Collected data
____

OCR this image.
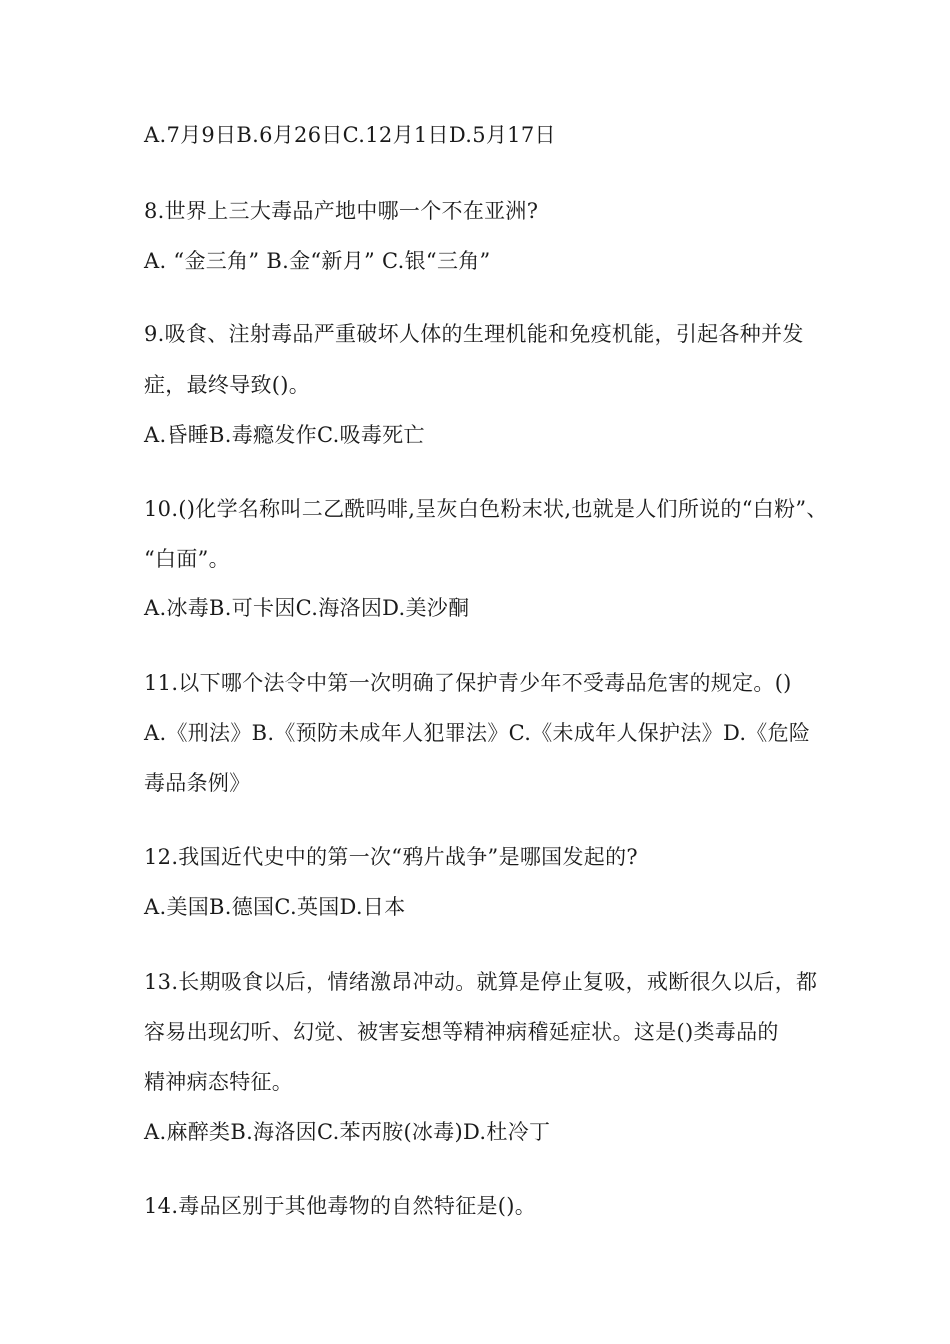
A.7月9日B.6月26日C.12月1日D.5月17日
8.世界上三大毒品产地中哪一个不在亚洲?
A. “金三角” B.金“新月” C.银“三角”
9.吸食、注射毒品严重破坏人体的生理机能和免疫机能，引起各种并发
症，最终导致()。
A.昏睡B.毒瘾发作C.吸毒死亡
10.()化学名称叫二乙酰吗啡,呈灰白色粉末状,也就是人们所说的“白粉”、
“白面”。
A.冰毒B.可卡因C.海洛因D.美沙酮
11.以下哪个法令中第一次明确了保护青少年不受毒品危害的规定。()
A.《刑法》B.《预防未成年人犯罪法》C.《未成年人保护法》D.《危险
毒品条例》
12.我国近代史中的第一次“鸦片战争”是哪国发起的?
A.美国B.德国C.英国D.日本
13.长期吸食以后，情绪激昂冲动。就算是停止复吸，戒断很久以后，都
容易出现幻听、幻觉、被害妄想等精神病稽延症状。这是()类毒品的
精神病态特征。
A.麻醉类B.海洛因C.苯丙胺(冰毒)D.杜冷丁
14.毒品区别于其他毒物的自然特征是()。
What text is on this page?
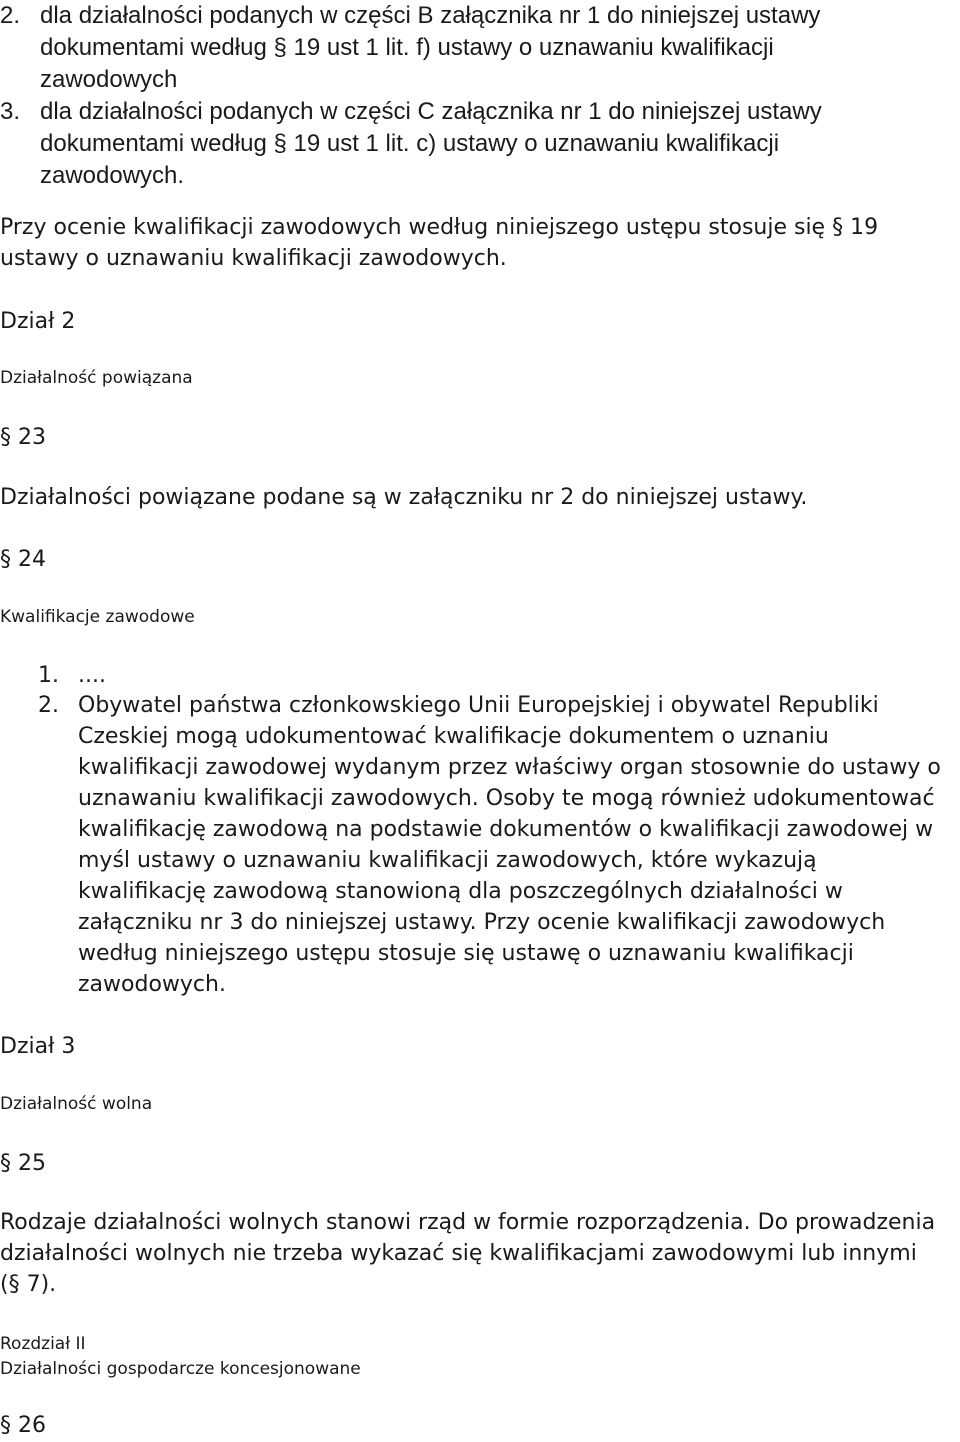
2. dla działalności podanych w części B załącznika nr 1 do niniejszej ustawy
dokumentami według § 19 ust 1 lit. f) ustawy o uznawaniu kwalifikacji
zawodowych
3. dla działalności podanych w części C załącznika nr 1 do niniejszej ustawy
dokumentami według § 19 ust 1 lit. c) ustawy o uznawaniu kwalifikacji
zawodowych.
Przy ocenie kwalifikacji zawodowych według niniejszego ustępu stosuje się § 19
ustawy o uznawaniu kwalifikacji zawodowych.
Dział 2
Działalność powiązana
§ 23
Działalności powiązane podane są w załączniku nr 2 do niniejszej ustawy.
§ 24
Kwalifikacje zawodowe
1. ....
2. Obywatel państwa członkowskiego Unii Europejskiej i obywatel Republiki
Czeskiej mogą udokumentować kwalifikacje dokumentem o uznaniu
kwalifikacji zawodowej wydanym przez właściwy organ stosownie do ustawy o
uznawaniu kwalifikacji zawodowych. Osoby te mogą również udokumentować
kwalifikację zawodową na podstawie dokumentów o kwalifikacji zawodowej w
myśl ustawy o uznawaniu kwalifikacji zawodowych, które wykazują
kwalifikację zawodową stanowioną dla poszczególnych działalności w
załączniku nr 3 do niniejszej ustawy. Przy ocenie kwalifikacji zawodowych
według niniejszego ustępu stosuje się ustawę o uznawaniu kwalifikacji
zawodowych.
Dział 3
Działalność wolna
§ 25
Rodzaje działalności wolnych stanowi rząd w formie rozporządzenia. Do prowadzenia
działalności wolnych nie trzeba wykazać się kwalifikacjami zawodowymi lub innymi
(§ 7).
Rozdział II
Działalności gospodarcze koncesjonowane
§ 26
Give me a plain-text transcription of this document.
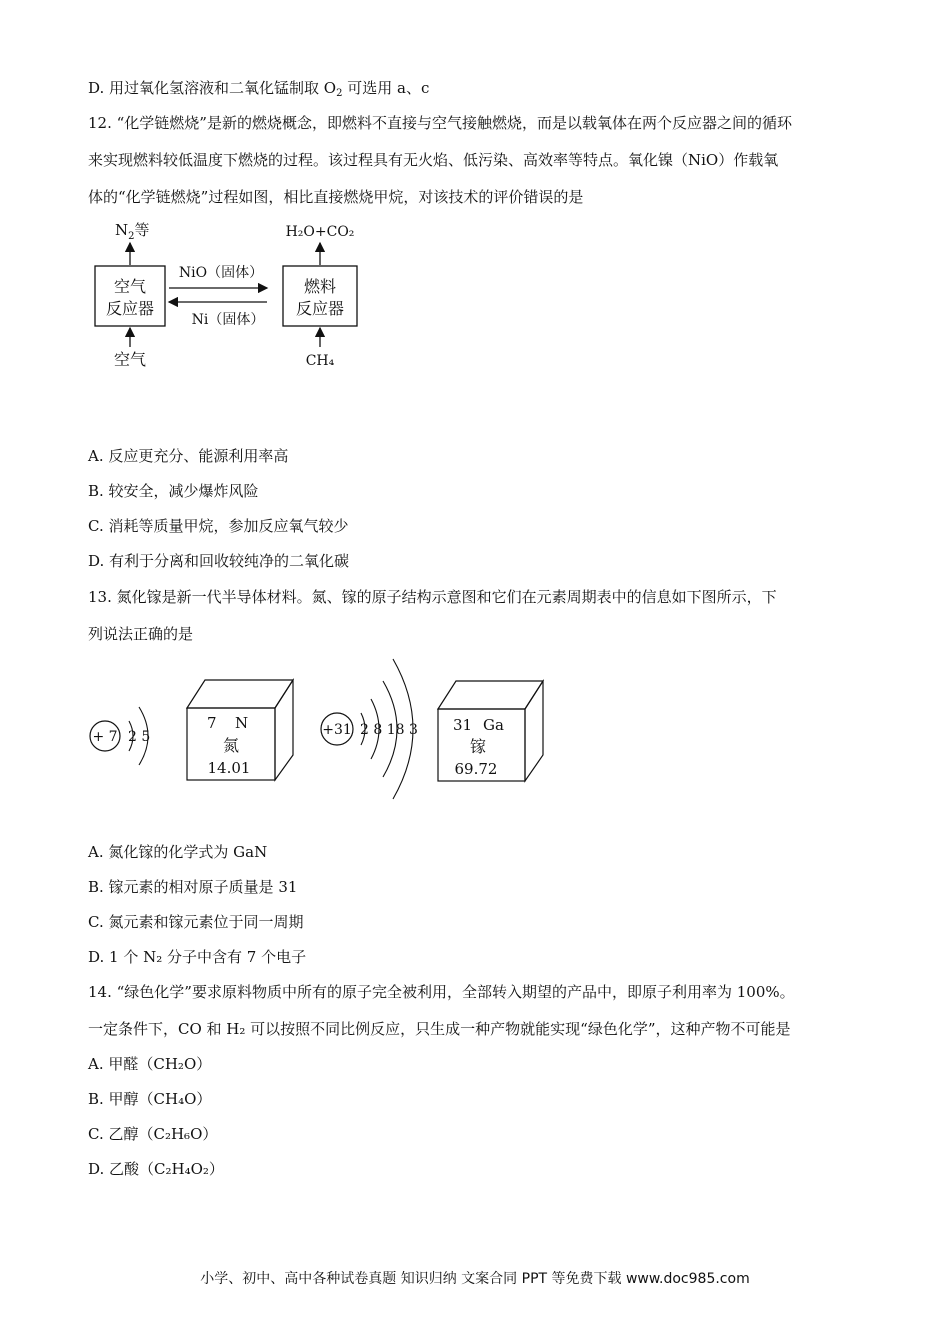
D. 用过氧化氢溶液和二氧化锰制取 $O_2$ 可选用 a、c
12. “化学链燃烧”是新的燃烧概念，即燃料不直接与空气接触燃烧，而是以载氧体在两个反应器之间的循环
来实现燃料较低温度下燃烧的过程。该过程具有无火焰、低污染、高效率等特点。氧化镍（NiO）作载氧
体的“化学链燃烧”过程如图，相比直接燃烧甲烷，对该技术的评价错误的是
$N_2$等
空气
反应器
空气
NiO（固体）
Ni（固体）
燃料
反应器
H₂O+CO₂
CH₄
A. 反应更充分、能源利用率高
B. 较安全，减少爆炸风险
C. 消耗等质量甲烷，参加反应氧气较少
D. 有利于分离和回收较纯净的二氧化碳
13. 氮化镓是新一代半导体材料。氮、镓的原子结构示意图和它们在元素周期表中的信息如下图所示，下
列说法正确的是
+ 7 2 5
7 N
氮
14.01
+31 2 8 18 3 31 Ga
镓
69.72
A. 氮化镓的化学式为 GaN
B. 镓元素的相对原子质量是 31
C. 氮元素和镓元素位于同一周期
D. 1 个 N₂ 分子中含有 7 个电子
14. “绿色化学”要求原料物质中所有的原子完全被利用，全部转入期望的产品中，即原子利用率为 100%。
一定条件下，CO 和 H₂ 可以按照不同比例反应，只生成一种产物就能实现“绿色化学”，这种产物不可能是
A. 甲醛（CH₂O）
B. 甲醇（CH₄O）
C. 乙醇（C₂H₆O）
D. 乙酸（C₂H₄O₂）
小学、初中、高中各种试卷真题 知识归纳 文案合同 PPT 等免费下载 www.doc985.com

____

> **Given instruction**
Give back each entry exactly as it appears, with no pictures.

> **Worked solution**
OCR this image.
A.7月9日B.6月26日C.12月1日D.5月17日
8.世界上三大毒品产地中哪一个不在亚洲?
A. “金三角” B.金“新月” C.银“三角”
9.吸食、注射毒品严重破坏人体的生理机能和免疫机能，引起各种并发
症，最终导致()。
A.昏睡B.毒瘾发作C.吸毒死亡
10.()化学名称叫二乙酰吗啡,呈灰白色粉末状,也就是人们所说的“白粉”、
“白面”。
A.冰毒B.可卡因C.海洛因D.美沙酮
11.以下哪个法令中第一次明确了保护青少年不受毒品危害的规定。()
A.《刑法》B.《预防未成年人犯罪法》C.《未成年人保护法》D.《危险
毒品条例》
12.我国近代史中的第一次“鸦片战争”是哪国发起的?
A.美国B.德国C.英国D.日本
13.长期吸食以后，情绪激昂冲动。就算是停止复吸，戒断很久以后，都
容易出现幻听、幻觉、被害妄想等精神病稽延症状。这是()类毒品的
精神病态特征。
A.麻醉类B.海洛因C.苯丙胺(冰毒)D.杜冷丁
14.毒品区别于其他毒物的自然特征是()。
What text is on this page?
2. dla działalności podanych w części B załącznika nr 1 do niniejszej ustawy
dokumentami według § 19 ust 1 lit. f) ustawy o uznawaniu kwalifikacji
zawodowych
3. dla działalności podanych w części C załącznika nr 1 do niniejszej ustawy
dokumentami według § 19 ust 1 lit. c) ustawy o uznawaniu kwalifikacji
zawodowych.
Przy ocenie kwalifikacji zawodowych według niniejszego ustępu stosuje się § 19
ustawy o uznawaniu kwalifikacji zawodowych.
Dział 2
Działalność powiązana
§ 23
Działalności powiązane podane są w załączniku nr 2 do niniejszej ustawy.
§ 24
Kwalifikacje zawodowe
1. ....
2. Obywatel państwa członkowskiego Unii Europejskiej i obywatel Republiki
Czeskiej mogą udokumentować kwalifikacje dokumentem o uznaniu
kwalifikacji zawodowej wydanym przez właściwy organ stosownie do ustawy o
uznawaniu kwalifikacji zawodowych. Osoby te mogą również udokumentować
kwalifikację zawodową na podstawie dokumentów o kwalifikacji zawodowej w
myśl ustawy o uznawaniu kwalifikacji zawodowych, które wykazują
kwalifikację zawodową stanowioną dla poszczególnych działalności w
załączniku nr 3 do niniejszej ustawy. Przy ocenie kwalifikacji zawodowych
według niniejszego ustępu stosuje się ustawę o uznawaniu kwalifikacji
zawodowych.
Dział 3
Działalność wolna
§ 25
Rodzaje działalności wolnych stanowi rząd w formie rozporządzenia. Do prowadzenia
działalności wolnych nie trzeba wykazać się kwalifikacjami zawodowymi lub innymi
(§ 7).
Rozdział II
Działalności gospodarcze koncesjonowane
§ 26
Give me a plain-text transcription of this document.
D. 用过氧化氢溶液和二氧化锰制取 $O_2$ 可选用 a、c
12. “化学链燃烧”是新的燃烧概念，即燃料不直接与空气接触燃烧，而是以载氧体在两个反应器之间的循环
来实现燃料较低温度下燃烧的过程。该过程具有无火焰、低污染、高效率等特点。氧化镍（NiO）作载氧
体的“化学链燃烧”过程如图，相比直接燃烧甲烷，对该技术的评价错误的是
$N_2$等
空气
反应器
空气
NiO（固体）
Ni（固体）
燃料
反应器
H₂O+CO₂
CH₄
A. 反应更充分、能源利用率高
B. 较安全，减少爆炸风险
C. 消耗等质量甲烷，参加反应氧气较少
D. 有利于分离和回收较纯净的二氧化碳
13. 氮化镓是新一代半导体材料。氮、镓的原子结构示意图和它们在元素周期表中的信息如下图所示，下
列说法正确的是
+ 7 2 5
7 N
氮
14.01
+31 2 8 18 3 31 Ga
镓
69.72
A. 氮化镓的化学式为 GaN
B. 镓元素的相对原子质量是 31
C. 氮元素和镓元素位于同一周期
D. 1 个 N₂ 分子中含有 7 个电子
14. “绿色化学”要求原料物质中所有的原子完全被利用，全部转入期望的产品中，即原子利用率为 100%。
一定条件下，CO 和 H₂ 可以按照不同比例反应，只生成一种产物就能实现“绿色化学”，这种产物不可能是
A. 甲醛（CH₂O）
B. 甲醇（CH₄O）
C. 乙醇（C₂H₆O）
D. 乙酸（C₂H₄O₂）
小学、初中、高中各种试卷真题 知识归纳 文案合同 PPT 等免费下载 www.doc985.com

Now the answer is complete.